WHAT IS EXPECTED —
Without omitting anything, retype the data that follows.

■ ■ ■

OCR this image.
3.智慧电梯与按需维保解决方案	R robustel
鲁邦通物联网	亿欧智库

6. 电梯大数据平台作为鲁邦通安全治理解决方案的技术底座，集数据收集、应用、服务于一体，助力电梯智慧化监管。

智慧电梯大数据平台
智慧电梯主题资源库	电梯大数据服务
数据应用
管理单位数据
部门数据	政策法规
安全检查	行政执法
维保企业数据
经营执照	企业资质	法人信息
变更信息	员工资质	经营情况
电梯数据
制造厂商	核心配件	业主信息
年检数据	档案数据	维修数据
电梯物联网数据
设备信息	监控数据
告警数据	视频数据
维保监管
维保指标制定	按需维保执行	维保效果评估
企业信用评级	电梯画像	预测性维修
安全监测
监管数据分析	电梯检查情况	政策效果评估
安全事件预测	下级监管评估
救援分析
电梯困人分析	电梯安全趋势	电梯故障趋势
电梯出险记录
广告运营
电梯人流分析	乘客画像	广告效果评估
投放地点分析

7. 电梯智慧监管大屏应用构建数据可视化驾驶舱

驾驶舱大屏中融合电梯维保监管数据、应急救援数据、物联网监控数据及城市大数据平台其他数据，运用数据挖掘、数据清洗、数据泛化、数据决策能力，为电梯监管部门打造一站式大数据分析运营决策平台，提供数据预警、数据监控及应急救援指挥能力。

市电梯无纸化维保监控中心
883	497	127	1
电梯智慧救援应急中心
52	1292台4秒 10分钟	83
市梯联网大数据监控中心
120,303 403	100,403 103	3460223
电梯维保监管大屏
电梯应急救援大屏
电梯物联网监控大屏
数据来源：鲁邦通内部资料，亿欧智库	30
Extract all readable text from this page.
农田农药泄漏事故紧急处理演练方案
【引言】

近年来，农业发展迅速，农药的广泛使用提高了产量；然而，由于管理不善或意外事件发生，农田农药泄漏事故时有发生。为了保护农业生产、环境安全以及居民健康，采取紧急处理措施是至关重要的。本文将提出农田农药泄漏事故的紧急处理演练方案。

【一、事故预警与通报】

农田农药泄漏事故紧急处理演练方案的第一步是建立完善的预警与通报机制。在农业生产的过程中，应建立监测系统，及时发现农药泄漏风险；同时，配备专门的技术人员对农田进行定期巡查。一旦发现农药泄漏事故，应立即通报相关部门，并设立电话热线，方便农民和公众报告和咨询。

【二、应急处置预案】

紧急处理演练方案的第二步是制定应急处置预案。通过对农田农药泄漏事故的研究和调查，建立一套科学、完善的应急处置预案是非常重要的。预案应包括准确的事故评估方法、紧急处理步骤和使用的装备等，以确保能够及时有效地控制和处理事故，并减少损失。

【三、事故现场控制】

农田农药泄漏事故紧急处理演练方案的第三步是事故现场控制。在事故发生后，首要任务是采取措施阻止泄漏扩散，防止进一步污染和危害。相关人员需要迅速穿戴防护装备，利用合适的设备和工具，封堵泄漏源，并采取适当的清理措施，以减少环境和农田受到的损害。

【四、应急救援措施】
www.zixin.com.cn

■ ■ ■

ANSWER TO THIS TASK —
OCR this image.
3.智慧电梯与按需维保解决方案	R robustel
鲁邦通物联网	亿欧智库

6. 电梯大数据平台作为鲁邦通安全治理解决方案的技术底座，集数据收集、应用、服务于一体，助力电梯智慧化监管。

智慧电梯大数据平台
智慧电梯主题资源库	电梯大数据服务
数据应用
管理单位数据
部门数据	政策法规
安全检查	行政执法
维保企业数据
经营执照	企业资质	法人信息
变更信息	员工资质	经营情况
电梯数据
制造厂商	核心配件	业主信息
年检数据	档案数据	维修数据
电梯物联网数据
设备信息	监控数据
告警数据	视频数据
维保监管
维保指标制定	按需维保执行	维保效果评估
企业信用评级	电梯画像	预测性维修
安全监测
监管数据分析	电梯检查情况	政策效果评估
安全事件预测	下级监管评估
救援分析
电梯困人分析	电梯安全趋势	电梯故障趋势
电梯出险记录
广告运营
电梯人流分析	乘客画像	广告效果评估
投放地点分析

7. 电梯智慧监管大屏应用构建数据可视化驾驶舱

驾驶舱大屏中融合电梯维保监管数据、应急救援数据、物联网监控数据及城市大数据平台其他数据，运用数据挖掘、数据清洗、数据泛化、数据决策能力，为电梯监管部门打造一站式大数据分析运营决策平台，提供数据预警、数据监控及应急救援指挥能力。

市电梯无纸化维保监控中心
883	497	127	1
电梯智慧救援应急中心
52	1292台4秒 10分钟	83
市梯联网大数据监控中心
120,303 403	100,403 103	3460223
电梯维保监管大屏
电梯应急救援大屏
电梯物联网监控大屏
数据来源：鲁邦通内部资料，亿欧智库	30
Extract all readable text from this page.
农田农药泄漏事故紧急处理演练方案
【引言】

近年来，农业发展迅速，农药的广泛使用提高了产量；然而，由于管理不善或意外事件发生，农田农药泄漏事故时有发生。为了保护农业生产、环境安全以及居民健康，采取紧急处理措施是至关重要的。本文将提出农田农药泄漏事故的紧急处理演练方案。

【一、事故预警与通报】

农田农药泄漏事故紧急处理演练方案的第一步是建立完善的预警与通报机制。在农业生产的过程中，应建立监测系统，及时发现农药泄漏风险；同时，配备专门的技术人员对农田进行定期巡查。一旦发现农药泄漏事故，应立即通报相关部门，并设立电话热线，方便农民和公众报告和咨询。

【二、应急处置预案】

紧急处理演练方案的第二步是制定应急处置预案。通过对农田农药泄漏事故的研究和调查，建立一套科学、完善的应急处置预案是非常重要的。预案应包括准确的事故评估方法、紧急处理步骤和使用的装备等，以确保能够及时有效地控制和处理事故，并减少损失。

【三、事故现场控制】

农田农药泄漏事故紧急处理演练方案的第三步是事故现场控制。在事故发生后，首要任务是采取措施阻止泄漏扩散，防止进一步污染和危害。相关人员需要迅速穿戴防护装备，利用合适的设备和工具，封堵泄漏源，并采取适当的清理措施，以减少环境和农田受到的损害。

【四、应急救援措施】
www.zixin.com.cn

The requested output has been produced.